- Task objective: Make an exact copy of all the entries below, with the pictures left out.

+++ Records shown

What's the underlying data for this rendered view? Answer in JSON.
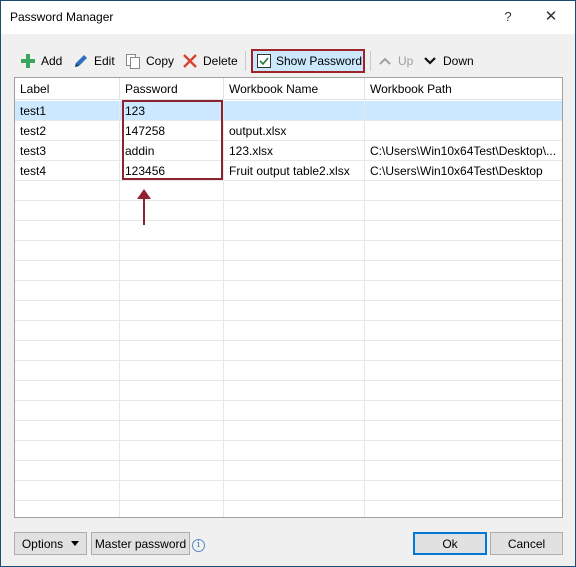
{
  "window": {
    "title": "Password Manager",
    "help": "?",
    "close": "✕"
  },
  "toolbar": {
    "add": "Add",
    "edit": "Edit",
    "copy": "Copy",
    "delete": "Delete",
    "show_password": "Show Password",
    "show_password_checked": true,
    "up": "Up",
    "down": "Down"
  },
  "table": {
    "columns": [
      "Label",
      "Password",
      "Workbook Name",
      "Workbook Path"
    ],
    "rows": [
      {
        "label": "test1",
        "password": "123",
        "workbook": "",
        "path": ""
      },
      {
        "label": "test2",
        "password": "147258",
        "workbook": "output.xlsx",
        "path": ""
      },
      {
        "label": "test3",
        "password": "addin",
        "workbook": "123.xlsx",
        "path": "C:\\Users\\Win10x64Test\\Desktop\\..."
      },
      {
        "label": "test4",
        "password": "123456",
        "workbook": "Fruit output table2.xlsx",
        "path": "C:\\Users\\Win10x64Test\\Desktop"
      }
    ]
  },
  "footer": {
    "options": "Options",
    "master_password": "Master password",
    "info": "i",
    "ok": "Ok",
    "cancel": "Cancel"
  },
  "colors": {
    "accent": "#0078d7",
    "selection": "#cce8ff",
    "highlight": "#8b2430",
    "add_icon": "#3aa55d",
    "delete_icon": "#d9432f"
  }
}
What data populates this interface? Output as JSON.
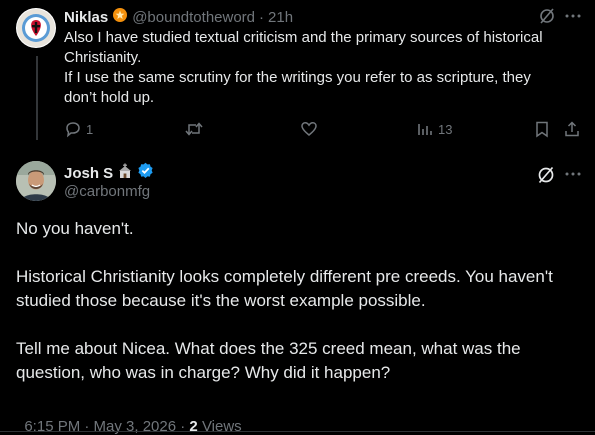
{
  "reply_parent": {
    "author_name": "Niklas",
    "handle": "@boundtotheword",
    "separator": "·",
    "time": "21h",
    "text_lines": [
      "Also I have studied textual criticism and the primary sources of historical",
      "Christianity.",
      "If I use the same scrutiny for the writings you refer to as scripture, they",
      "don’t hold up."
    ],
    "reply_count": "1",
    "views_count": "13"
  },
  "main_post": {
    "author_name": "Josh S",
    "handle": "@carbonmfg",
    "paragraphs": [
      "No you haven't.",
      "Historical Christianity looks completely different pre creeds. You haven't studied those because it's the worst example possible.",
      "Tell me about Nicea. What does the 325 creed mean, what was the question, who was in charge? Why did it happen?"
    ],
    "timestamp": "6:15 PM · May 3, 2026 · ",
    "views_count": "2",
    "views_label": "Views"
  },
  "colors": {
    "background": "#000000",
    "text": "#e7e9ea",
    "muted": "#71767b",
    "verified": "#1d9bf0",
    "badge_orange": "#f4900c"
  },
  "icons": [
    "grok-icon",
    "more-icon",
    "reply-icon",
    "retweet-icon",
    "like-icon",
    "views-icon",
    "bookmark-icon",
    "share-icon",
    "verified-badge-icon",
    "church-emoji-icon",
    "badge-icon"
  ]
}
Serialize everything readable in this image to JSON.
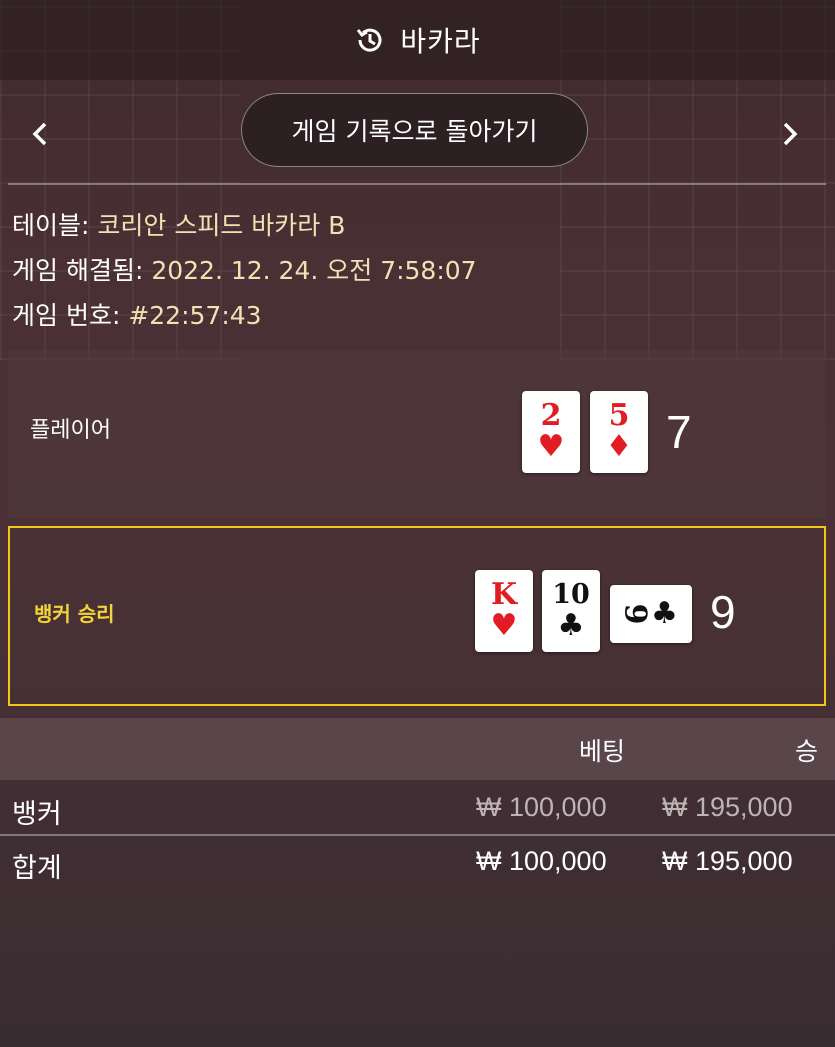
{
  "header": {
    "title": "바카라",
    "icon": "history-icon"
  },
  "nav": {
    "back_label": "게임 기록으로 돌아가기"
  },
  "info": {
    "table_label": "테이블:",
    "table_value": "코리안 스피드 바카라 B",
    "resolved_label": "게임 해결됨:",
    "resolved_value": "2022. 12. 24. 오전 7:58:07",
    "number_label": "게임 번호:",
    "number_value": "#22:57:43"
  },
  "player": {
    "label": "플레이어",
    "cards": [
      {
        "rank": "2",
        "suit": "♥"
      },
      {
        "rank": "5",
        "suit": "♦"
      }
    ],
    "score": "7"
  },
  "banker": {
    "label": "뱅커 승리",
    "cards": [
      {
        "rank": "K",
        "suit": "♥"
      },
      {
        "rank": "10",
        "suit": "♣"
      },
      {
        "rank": "9",
        "suit": "♣"
      }
    ],
    "score": "9"
  },
  "table": {
    "headers": {
      "bet": "베팅",
      "win": "승"
    },
    "rows": [
      {
        "label": "뱅커",
        "bet": "₩ 100,000",
        "win": "₩ 195,000"
      },
      {
        "label": "합계",
        "bet": "₩ 100,000",
        "win": "₩ 195,000"
      }
    ]
  },
  "colors": {
    "accent": "#f2c71b",
    "card_red": "#e21c23"
  }
}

++++++

- Response to this exercise:
What's the underlying data for this rendered view? Answer in JSON.
{
  "window": {
    "title": "Password Manager",
    "help": "?",
    "close": "✕"
  },
  "toolbar": {
    "add": "Add",
    "edit": "Edit",
    "copy": "Copy",
    "delete": "Delete",
    "show_password": "Show Password",
    "show_password_checked": true,
    "up": "Up",
    "down": "Down"
  },
  "table": {
    "columns": [
      "Label",
      "Password",
      "Workbook Name",
      "Workbook Path"
    ],
    "rows": [
      {
        "label": "test1",
        "password": "123",
        "workbook": "",
        "path": ""
      },
      {
        "label": "test2",
        "password": "147258",
        "workbook": "output.xlsx",
        "path": ""
      },
      {
        "label": "test3",
        "password": "addin",
        "workbook": "123.xlsx",
        "path": "C:\\Users\\Win10x64Test\\Desktop\\..."
      },
      {
        "label": "test4",
        "password": "123456",
        "workbook": "Fruit output table2.xlsx",
        "path": "C:\\Users\\Win10x64Test\\Desktop"
      }
    ]
  },
  "footer": {
    "options": "Options",
    "master_password": "Master password",
    "info": "i",
    "ok": "Ok",
    "cancel": "Cancel"
  },
  "colors": {
    "accent": "#0078d7",
    "selection": "#cce8ff",
    "highlight": "#8b2430",
    "add_icon": "#3aa55d",
    "delete_icon": "#d9432f"
  }
}
What data populates this interface? Output as JSON.
{
  "reply_parent": {
    "author_name": "Niklas",
    "handle": "@boundtotheword",
    "separator": "·",
    "time": "21h",
    "text_lines": [
      "Also I have studied textual criticism and the primary sources of historical",
      "Christianity.",
      "If I use the same scrutiny for the writings you refer to as scripture, they",
      "don’t hold up."
    ],
    "reply_count": "1",
    "views_count": "13"
  },
  "main_post": {
    "author_name": "Josh S",
    "handle": "@carbonmfg",
    "paragraphs": [
      "No you haven't.",
      "Historical Christianity looks completely different pre creeds. You haven't studied those because it's the worst example possible.",
      "Tell me about Nicea. What does the 325 creed mean, what was the question, who was in charge? Why did it happen?"
    ],
    "timestamp": "6:15 PM · May 3, 2026 · ",
    "views_count": "2",
    "views_label": "Views"
  },
  "colors": {
    "background": "#000000",
    "text": "#e7e9ea",
    "muted": "#71767b",
    "verified": "#1d9bf0",
    "badge_orange": "#f4900c"
  },
  "icons": [
    "grok-icon",
    "more-icon",
    "reply-icon",
    "retweet-icon",
    "like-icon",
    "views-icon",
    "bookmark-icon",
    "share-icon",
    "verified-badge-icon",
    "church-emoji-icon",
    "badge-icon"
  ]
}
Serialize everything readable in this image to JSON.
{
  "header": {
    "title": "바카라",
    "icon": "history-icon"
  },
  "nav": {
    "back_label": "게임 기록으로 돌아가기"
  },
  "info": {
    "table_label": "테이블:",
    "table_value": "코리안 스피드 바카라 B",
    "resolved_label": "게임 해결됨:",
    "resolved_value": "2022. 12. 24. 오전 7:58:07",
    "number_label": "게임 번호:",
    "number_value": "#22:57:43"
  },
  "player": {
    "label": "플레이어",
    "cards": [
      {
        "rank": "2",
        "suit": "♥"
      },
      {
        "rank": "5",
        "suit": "♦"
      }
    ],
    "score": "7"
  },
  "banker": {
    "label": "뱅커 승리",
    "cards": [
      {
        "rank": "K",
        "suit": "♥"
      },
      {
        "rank": "10",
        "suit": "♣"
      },
      {
        "rank": "9",
        "suit": "♣"
      }
    ],
    "score": "9"
  },
  "table": {
    "headers": {
      "bet": "베팅",
      "win": "승"
    },
    "rows": [
      {
        "label": "뱅커",
        "bet": "₩ 100,000",
        "win": "₩ 195,000"
      },
      {
        "label": "합계",
        "bet": "₩ 100,000",
        "win": "₩ 195,000"
      }
    ]
  },
  "colors": {
    "accent": "#f2c71b",
    "card_red": "#e21c23"
  }
}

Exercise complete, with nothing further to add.